To be done: Copy each line that contains the string "敲诈勒索或者故意损毁公私财物的".

***** Listed entries *****

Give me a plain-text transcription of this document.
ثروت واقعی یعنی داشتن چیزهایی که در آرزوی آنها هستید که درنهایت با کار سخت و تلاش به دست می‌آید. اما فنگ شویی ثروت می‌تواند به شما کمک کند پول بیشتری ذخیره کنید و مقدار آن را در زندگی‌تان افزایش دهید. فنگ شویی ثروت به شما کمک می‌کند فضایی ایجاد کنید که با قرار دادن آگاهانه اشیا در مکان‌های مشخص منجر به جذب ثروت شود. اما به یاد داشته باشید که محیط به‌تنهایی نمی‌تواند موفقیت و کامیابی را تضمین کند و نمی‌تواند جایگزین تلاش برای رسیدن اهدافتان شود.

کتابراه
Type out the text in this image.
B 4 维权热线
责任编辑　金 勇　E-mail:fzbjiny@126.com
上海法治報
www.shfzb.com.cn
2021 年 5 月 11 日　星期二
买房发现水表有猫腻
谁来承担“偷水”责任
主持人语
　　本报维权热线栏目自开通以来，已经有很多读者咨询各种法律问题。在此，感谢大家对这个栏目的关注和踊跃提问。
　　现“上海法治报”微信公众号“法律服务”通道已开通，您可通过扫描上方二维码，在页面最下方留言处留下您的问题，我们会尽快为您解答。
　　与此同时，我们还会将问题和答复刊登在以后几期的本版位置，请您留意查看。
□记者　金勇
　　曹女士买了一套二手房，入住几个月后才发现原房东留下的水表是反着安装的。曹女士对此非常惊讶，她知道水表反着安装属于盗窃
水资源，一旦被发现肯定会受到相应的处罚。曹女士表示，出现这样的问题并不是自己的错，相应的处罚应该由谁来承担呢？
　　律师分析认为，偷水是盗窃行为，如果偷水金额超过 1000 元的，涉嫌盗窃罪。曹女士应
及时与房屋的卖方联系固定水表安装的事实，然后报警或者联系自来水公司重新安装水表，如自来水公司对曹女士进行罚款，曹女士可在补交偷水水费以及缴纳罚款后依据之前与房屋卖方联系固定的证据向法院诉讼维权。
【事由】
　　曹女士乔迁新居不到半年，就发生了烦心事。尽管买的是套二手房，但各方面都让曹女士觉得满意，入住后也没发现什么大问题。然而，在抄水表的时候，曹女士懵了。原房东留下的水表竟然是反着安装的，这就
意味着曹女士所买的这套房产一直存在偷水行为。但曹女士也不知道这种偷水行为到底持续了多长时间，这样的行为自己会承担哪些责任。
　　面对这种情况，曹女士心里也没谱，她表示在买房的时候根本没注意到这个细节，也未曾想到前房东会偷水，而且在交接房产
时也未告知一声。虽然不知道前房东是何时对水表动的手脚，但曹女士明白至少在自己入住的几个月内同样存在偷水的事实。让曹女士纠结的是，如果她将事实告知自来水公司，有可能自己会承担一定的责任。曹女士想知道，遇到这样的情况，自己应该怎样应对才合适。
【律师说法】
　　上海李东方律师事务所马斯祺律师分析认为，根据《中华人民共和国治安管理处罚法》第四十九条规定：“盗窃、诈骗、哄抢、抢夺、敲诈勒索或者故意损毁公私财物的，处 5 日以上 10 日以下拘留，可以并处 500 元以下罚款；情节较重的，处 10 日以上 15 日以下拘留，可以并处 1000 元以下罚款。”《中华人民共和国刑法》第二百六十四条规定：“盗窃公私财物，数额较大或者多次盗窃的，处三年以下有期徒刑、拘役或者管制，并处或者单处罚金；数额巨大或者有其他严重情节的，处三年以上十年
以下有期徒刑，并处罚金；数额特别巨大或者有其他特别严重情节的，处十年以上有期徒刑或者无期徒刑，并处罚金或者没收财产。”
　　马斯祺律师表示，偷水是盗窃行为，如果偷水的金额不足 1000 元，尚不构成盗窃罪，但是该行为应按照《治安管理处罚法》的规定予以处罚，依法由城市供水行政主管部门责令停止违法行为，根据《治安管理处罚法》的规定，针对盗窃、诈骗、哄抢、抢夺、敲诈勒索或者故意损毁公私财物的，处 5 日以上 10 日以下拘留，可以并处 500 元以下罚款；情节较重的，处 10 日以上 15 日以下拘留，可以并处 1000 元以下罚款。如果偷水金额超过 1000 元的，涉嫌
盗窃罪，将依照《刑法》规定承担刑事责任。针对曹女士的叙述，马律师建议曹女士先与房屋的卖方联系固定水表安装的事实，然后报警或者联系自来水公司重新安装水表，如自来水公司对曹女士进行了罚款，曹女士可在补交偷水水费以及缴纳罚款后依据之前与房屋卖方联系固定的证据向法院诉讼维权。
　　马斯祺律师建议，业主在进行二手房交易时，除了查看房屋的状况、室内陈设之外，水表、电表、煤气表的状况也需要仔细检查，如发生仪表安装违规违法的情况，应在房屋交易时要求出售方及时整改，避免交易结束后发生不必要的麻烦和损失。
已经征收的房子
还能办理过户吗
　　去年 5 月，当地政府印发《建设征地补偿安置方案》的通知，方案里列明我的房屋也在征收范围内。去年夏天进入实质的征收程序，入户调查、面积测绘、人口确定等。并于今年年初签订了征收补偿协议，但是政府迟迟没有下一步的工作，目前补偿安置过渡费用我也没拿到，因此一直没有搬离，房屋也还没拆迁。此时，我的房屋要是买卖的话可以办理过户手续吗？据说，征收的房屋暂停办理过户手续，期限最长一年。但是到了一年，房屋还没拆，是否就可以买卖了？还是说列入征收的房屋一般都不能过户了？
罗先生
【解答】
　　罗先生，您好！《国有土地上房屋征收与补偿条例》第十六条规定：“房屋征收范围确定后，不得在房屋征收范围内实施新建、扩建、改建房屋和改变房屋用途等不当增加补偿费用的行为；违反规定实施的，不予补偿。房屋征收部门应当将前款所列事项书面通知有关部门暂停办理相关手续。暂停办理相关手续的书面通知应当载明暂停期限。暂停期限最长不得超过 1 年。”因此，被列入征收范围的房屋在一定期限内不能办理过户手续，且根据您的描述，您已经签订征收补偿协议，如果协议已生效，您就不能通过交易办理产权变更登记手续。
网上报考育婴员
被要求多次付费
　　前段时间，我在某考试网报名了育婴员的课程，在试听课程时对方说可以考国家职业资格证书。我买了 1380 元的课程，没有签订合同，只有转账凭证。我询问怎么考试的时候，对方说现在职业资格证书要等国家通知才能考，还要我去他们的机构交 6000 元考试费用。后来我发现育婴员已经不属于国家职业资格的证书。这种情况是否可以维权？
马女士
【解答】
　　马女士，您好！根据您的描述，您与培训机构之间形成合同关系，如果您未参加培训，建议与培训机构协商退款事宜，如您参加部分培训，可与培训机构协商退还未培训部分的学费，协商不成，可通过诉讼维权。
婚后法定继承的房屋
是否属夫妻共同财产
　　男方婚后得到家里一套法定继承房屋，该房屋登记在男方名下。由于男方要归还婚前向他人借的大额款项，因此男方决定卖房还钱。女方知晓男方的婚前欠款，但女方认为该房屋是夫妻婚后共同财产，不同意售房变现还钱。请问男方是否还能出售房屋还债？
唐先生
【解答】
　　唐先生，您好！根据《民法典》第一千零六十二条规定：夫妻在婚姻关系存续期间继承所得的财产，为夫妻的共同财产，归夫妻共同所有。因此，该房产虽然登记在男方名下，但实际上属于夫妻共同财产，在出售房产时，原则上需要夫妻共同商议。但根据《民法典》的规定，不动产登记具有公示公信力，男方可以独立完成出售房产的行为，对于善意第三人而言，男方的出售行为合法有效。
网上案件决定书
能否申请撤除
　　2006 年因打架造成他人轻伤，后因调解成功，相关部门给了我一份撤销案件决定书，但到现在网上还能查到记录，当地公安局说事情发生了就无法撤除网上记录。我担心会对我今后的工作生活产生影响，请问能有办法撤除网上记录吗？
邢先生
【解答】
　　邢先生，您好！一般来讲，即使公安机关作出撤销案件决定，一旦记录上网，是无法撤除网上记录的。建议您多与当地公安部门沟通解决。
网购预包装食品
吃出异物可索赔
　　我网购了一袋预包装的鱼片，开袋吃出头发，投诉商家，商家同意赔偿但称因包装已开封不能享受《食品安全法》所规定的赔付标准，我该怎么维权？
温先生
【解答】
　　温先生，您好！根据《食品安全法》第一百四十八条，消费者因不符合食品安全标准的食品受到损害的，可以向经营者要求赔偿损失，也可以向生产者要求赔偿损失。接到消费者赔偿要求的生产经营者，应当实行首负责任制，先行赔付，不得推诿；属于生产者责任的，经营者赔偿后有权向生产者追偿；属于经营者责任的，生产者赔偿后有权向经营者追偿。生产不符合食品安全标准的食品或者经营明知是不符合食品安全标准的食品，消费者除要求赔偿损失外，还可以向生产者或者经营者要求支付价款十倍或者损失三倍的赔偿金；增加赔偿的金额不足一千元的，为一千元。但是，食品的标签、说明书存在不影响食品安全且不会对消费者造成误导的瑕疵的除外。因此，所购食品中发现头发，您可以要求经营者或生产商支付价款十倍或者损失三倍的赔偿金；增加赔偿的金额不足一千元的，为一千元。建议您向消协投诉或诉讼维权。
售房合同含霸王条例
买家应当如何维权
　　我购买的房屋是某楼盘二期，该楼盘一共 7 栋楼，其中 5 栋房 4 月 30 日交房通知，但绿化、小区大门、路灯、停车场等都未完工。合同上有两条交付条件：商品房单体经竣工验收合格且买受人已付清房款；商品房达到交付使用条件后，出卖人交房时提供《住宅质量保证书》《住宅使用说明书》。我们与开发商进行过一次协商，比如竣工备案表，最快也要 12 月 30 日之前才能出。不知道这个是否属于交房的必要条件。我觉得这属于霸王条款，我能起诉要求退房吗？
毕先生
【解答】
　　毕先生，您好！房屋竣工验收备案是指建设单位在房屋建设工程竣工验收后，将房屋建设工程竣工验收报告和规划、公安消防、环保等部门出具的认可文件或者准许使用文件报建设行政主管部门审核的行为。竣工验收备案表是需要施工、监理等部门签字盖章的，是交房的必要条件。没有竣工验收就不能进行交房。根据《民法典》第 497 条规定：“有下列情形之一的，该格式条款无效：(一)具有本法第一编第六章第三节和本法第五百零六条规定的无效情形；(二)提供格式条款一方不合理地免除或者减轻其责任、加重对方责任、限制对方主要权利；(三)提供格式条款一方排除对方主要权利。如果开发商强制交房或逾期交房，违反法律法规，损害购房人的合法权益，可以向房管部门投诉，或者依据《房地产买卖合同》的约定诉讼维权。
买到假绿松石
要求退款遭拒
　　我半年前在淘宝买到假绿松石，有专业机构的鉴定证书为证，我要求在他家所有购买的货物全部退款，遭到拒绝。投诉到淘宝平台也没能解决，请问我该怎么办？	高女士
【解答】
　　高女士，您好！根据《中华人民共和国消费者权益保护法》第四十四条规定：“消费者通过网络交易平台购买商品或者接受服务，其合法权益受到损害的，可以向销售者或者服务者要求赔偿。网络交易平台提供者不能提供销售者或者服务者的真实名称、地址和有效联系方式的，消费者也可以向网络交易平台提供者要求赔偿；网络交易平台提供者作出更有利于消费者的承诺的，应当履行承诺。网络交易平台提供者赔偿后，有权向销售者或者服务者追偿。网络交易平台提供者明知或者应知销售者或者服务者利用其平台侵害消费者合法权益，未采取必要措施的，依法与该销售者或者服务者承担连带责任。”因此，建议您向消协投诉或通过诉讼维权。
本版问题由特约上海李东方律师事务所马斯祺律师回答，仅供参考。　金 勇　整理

*****

Result of the exercise:
　　上海李东方律师事务所马斯祺律师分析认为，根据《中华人民共和国治安管理处罚法》第四十九条规定：“盗窃、诈骗、哄抢、抢夺、敲诈勒索或者故意损毁公私财物的，处 5 日以上 10 日以下拘留，可以并处 500 元以下罚款；情节较重的，处 10 日以上 15 日以下拘留，可以并处 1000 元以下罚款。”《中华人民共和国刑法》第二百六十四条规定：“盗窃公私财物，数额较大或者多次盗窃的，处三年以下有期徒刑、拘役或者管制，并处或者单处罚金；数额巨大或者有其他严重情节的，处三年以上十年
　　马斯祺律师表示，偷水是盗窃行为，如果偷水的金额不足 1000 元，尚不构成盗窃罪，但是该行为应按照《治安管理处罚法》的规定予以处罚，依法由城市供水行政主管部门责令停止违法行为，根据《治安管理处罚法》的规定，针对盗窃、诈骗、哄抢、抢夺、敲诈勒索或者故意损毁公私财物的，处 5 日以上 10 日以下拘留，可以并处 500 元以下罚款；情节较重的，处 10 日以上 15 日以下拘留，可以并处 1000 元以下罚款。如果偷水金额超过 1000 元的，涉嫌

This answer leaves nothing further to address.